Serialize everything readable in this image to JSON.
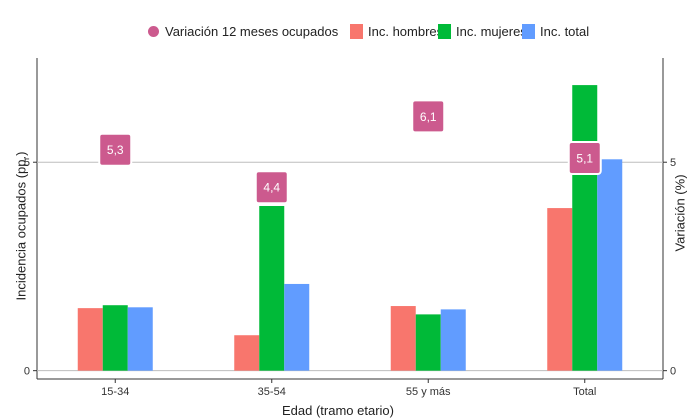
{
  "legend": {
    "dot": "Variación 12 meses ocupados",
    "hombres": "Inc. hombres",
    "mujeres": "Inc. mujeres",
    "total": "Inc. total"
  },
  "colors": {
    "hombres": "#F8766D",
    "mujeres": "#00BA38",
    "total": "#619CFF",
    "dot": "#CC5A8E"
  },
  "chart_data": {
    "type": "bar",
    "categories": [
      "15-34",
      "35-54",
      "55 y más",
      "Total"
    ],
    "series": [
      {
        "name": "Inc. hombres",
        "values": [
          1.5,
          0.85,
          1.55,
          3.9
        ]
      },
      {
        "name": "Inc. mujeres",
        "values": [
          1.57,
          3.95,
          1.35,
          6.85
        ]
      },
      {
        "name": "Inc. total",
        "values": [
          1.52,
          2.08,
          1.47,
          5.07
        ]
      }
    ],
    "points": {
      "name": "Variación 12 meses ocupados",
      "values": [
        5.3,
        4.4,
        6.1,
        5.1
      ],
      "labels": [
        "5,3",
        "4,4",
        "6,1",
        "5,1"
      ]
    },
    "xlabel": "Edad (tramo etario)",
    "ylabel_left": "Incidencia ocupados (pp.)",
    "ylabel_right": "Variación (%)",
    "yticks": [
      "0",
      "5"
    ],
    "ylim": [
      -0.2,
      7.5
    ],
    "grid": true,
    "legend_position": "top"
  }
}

◇ ◇ ◇ ◇ ◇

- Request
Return the listing above in full and without alteration, excluding its pictures.

- Output for this task
Serialize everything readable in this image to JSON.
{
  "legend": {
    "dot": "Variación 12 meses ocupados",
    "hombres": "Inc. hombres",
    "mujeres": "Inc. mujeres",
    "total": "Inc. total"
  },
  "colors": {
    "hombres": "#F8766D",
    "mujeres": "#00BA38",
    "total": "#619CFF",
    "dot": "#CC5A8E"
  },
  "chart_data": {
    "type": "bar",
    "categories": [
      "15-34",
      "35-54",
      "55 y más",
      "Total"
    ],
    "series": [
      {
        "name": "Inc. hombres",
        "values": [
          1.5,
          0.85,
          1.55,
          3.9
        ]
      },
      {
        "name": "Inc. mujeres",
        "values": [
          1.57,
          3.95,
          1.35,
          6.85
        ]
      },
      {
        "name": "Inc. total",
        "values": [
          1.52,
          2.08,
          1.47,
          5.07
        ]
      }
    ],
    "points": {
      "name": "Variación 12 meses ocupados",
      "values": [
        5.3,
        4.4,
        6.1,
        5.1
      ],
      "labels": [
        "5,3",
        "4,4",
        "6,1",
        "5,1"
      ]
    },
    "xlabel": "Edad (tramo etario)",
    "ylabel_left": "Incidencia ocupados (pp.)",
    "ylabel_right": "Variación (%)",
    "yticks": [
      "0",
      "5"
    ],
    "ylim": [
      -0.2,
      7.5
    ],
    "grid": true,
    "legend_position": "top"
  }
}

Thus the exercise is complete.